(Data entries)

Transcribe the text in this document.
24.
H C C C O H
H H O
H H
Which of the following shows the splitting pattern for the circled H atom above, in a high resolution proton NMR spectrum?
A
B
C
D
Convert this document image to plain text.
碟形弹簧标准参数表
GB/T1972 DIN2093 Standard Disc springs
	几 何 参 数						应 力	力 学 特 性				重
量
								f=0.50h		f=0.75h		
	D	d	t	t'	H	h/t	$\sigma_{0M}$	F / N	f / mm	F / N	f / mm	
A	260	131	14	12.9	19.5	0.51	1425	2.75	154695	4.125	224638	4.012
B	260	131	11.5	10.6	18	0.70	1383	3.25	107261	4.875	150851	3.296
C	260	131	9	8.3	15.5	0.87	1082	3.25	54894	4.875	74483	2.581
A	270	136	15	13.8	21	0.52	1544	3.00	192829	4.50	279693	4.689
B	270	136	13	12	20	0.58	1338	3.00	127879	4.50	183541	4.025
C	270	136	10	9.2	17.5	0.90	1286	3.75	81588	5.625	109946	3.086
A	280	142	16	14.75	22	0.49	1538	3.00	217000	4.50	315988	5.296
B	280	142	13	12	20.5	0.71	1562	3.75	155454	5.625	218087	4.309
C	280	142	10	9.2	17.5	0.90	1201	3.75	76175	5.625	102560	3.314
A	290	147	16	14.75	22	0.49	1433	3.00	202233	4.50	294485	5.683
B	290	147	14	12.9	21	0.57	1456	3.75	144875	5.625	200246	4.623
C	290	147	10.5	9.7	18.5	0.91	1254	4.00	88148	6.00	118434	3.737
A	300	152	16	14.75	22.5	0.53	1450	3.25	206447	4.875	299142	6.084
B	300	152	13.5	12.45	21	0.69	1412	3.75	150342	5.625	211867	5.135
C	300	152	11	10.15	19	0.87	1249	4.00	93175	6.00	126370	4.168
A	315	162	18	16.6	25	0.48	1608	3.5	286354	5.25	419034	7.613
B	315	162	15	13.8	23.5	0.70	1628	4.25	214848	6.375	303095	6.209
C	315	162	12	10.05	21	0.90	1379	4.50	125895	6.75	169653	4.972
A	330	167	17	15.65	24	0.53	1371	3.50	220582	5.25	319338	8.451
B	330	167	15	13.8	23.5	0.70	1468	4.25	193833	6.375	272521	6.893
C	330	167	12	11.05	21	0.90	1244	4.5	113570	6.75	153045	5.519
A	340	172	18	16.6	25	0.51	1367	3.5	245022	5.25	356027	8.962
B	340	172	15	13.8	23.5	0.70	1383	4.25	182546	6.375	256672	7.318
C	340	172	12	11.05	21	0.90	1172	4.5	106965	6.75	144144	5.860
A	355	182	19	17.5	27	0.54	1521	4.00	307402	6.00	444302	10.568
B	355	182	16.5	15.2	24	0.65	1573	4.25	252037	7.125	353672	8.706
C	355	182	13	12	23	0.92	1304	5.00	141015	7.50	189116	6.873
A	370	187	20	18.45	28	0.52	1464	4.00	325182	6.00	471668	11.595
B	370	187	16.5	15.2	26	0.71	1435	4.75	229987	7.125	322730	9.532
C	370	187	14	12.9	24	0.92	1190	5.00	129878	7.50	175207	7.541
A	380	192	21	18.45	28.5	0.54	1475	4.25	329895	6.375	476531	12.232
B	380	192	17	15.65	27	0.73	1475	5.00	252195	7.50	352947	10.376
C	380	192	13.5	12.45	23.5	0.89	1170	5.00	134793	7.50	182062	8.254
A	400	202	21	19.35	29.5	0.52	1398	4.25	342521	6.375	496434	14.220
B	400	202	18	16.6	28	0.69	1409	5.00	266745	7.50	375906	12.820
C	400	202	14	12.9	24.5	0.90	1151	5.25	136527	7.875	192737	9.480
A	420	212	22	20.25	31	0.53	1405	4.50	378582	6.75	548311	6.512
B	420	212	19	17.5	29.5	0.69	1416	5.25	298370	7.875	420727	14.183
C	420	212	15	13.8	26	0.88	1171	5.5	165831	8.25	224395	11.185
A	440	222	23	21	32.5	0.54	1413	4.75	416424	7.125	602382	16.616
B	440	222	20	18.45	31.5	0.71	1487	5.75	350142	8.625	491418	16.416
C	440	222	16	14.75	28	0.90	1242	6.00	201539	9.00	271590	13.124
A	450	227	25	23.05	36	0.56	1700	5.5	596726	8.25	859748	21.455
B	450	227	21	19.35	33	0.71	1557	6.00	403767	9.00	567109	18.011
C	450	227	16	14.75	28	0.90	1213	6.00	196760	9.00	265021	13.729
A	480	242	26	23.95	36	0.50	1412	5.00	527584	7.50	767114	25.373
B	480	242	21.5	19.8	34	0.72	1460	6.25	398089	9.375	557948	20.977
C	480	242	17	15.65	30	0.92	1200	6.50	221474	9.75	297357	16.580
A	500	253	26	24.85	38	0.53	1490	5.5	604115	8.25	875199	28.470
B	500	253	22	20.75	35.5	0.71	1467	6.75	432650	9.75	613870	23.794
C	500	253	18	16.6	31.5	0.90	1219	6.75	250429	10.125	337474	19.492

### [Exercise]
Reproduce each entry exactly, leaving out nothing.

### [Response for this exercise]
Transcribe the text in this document.
24.
H C C C O H
H H O
H H
Which of the following shows the splitting pattern for the circled H atom above, in a high resolution proton NMR spectrum?
A
B
C
D
Convert this document image to plain text.
碟形弹簧标准参数表
GB/T1972 DIN2093 Standard Disc springs
	几 何 参 数						应 力	力 学 特 性				重
量
								f=0.50h		f=0.75h		
	D	d	t	t'	H	h/t	$\sigma_{0M}$	F / N	f / mm	F / N	f / mm	
A	260	131	14	12.9	19.5	0.51	1425	2.75	154695	4.125	224638	4.012
B	260	131	11.5	10.6	18	0.70	1383	3.25	107261	4.875	150851	3.296
C	260	131	9	8.3	15.5	0.87	1082	3.25	54894	4.875	74483	2.581
A	270	136	15	13.8	21	0.52	1544	3.00	192829	4.50	279693	4.689
B	270	136	13	12	20	0.58	1338	3.00	127879	4.50	183541	4.025
C	270	136	10	9.2	17.5	0.90	1286	3.75	81588	5.625	109946	3.086
A	280	142	16	14.75	22	0.49	1538	3.00	217000	4.50	315988	5.296
B	280	142	13	12	20.5	0.71	1562	3.75	155454	5.625	218087	4.309
C	280	142	10	9.2	17.5	0.90	1201	3.75	76175	5.625	102560	3.314
A	290	147	16	14.75	22	0.49	1433	3.00	202233	4.50	294485	5.683
B	290	147	14	12.9	21	0.57	1456	3.75	144875	5.625	200246	4.623
C	290	147	10.5	9.7	18.5	0.91	1254	4.00	88148	6.00	118434	3.737
A	300	152	16	14.75	22.5	0.53	1450	3.25	206447	4.875	299142	6.084
B	300	152	13.5	12.45	21	0.69	1412	3.75	150342	5.625	211867	5.135
C	300	152	11	10.15	19	0.87	1249	4.00	93175	6.00	126370	4.168
A	315	162	18	16.6	25	0.48	1608	3.5	286354	5.25	419034	7.613
B	315	162	15	13.8	23.5	0.70	1628	4.25	214848	6.375	303095	6.209
C	315	162	12	10.05	21	0.90	1379	4.50	125895	6.75	169653	4.972
A	330	167	17	15.65	24	0.53	1371	3.50	220582	5.25	319338	8.451
B	330	167	15	13.8	23.5	0.70	1468	4.25	193833	6.375	272521	6.893
C	330	167	12	11.05	21	0.90	1244	4.5	113570	6.75	153045	5.519
A	340	172	18	16.6	25	0.51	1367	3.5	245022	5.25	356027	8.962
B	340	172	15	13.8	23.5	0.70	1383	4.25	182546	6.375	256672	7.318
C	340	172	12	11.05	21	0.90	1172	4.5	106965	6.75	144144	5.860
A	355	182	19	17.5	27	0.54	1521	4.00	307402	6.00	444302	10.568
B	355	182	16.5	15.2	24	0.65	1573	4.25	252037	7.125	353672	8.706
C	355	182	13	12	23	0.92	1304	5.00	141015	7.50	189116	6.873
A	370	187	20	18.45	28	0.52	1464	4.00	325182	6.00	471668	11.595
B	370	187	16.5	15.2	26	0.71	1435	4.75	229987	7.125	322730	9.532
C	370	187	14	12.9	24	0.92	1190	5.00	129878	7.50	175207	7.541
A	380	192	21	18.45	28.5	0.54	1475	4.25	329895	6.375	476531	12.232
B	380	192	17	15.65	27	0.73	1475	5.00	252195	7.50	352947	10.376
C	380	192	13.5	12.45	23.5	0.89	1170	5.00	134793	7.50	182062	8.254
A	400	202	21	19.35	29.5	0.52	1398	4.25	342521	6.375	496434	14.220
B	400	202	18	16.6	28	0.69	1409	5.00	266745	7.50	375906	12.820
C	400	202	14	12.9	24.5	0.90	1151	5.25	136527	7.875	192737	9.480
A	420	212	22	20.25	31	0.53	1405	4.50	378582	6.75	548311	6.512
B	420	212	19	17.5	29.5	0.69	1416	5.25	298370	7.875	420727	14.183
C	420	212	15	13.8	26	0.88	1171	5.5	165831	8.25	224395	11.185
A	440	222	23	21	32.5	0.54	1413	4.75	416424	7.125	602382	16.616
B	440	222	20	18.45	31.5	0.71	1487	5.75	350142	8.625	491418	16.416
C	440	222	16	14.75	28	0.90	1242	6.00	201539	9.00	271590	13.124
A	450	227	25	23.05	36	0.56	1700	5.5	596726	8.25	859748	21.455
B	450	227	21	19.35	33	0.71	1557	6.00	403767	9.00	567109	18.011
C	450	227	16	14.75	28	0.90	1213	6.00	196760	9.00	265021	13.729
A	480	242	26	23.95	36	0.50	1412	5.00	527584	7.50	767114	25.373
B	480	242	21.5	19.8	34	0.72	1460	6.25	398089	9.375	557948	20.977
C	480	242	17	15.65	30	0.92	1200	6.50	221474	9.75	297357	16.580
A	500	253	26	24.85	38	0.53	1490	5.5	604115	8.25	875199	28.470
B	500	253	22	20.75	35.5	0.71	1467	6.75	432650	9.75	613870	23.794
C	500	253	18	16.6	31.5	0.90	1219	6.75	250429	10.125	337474	19.492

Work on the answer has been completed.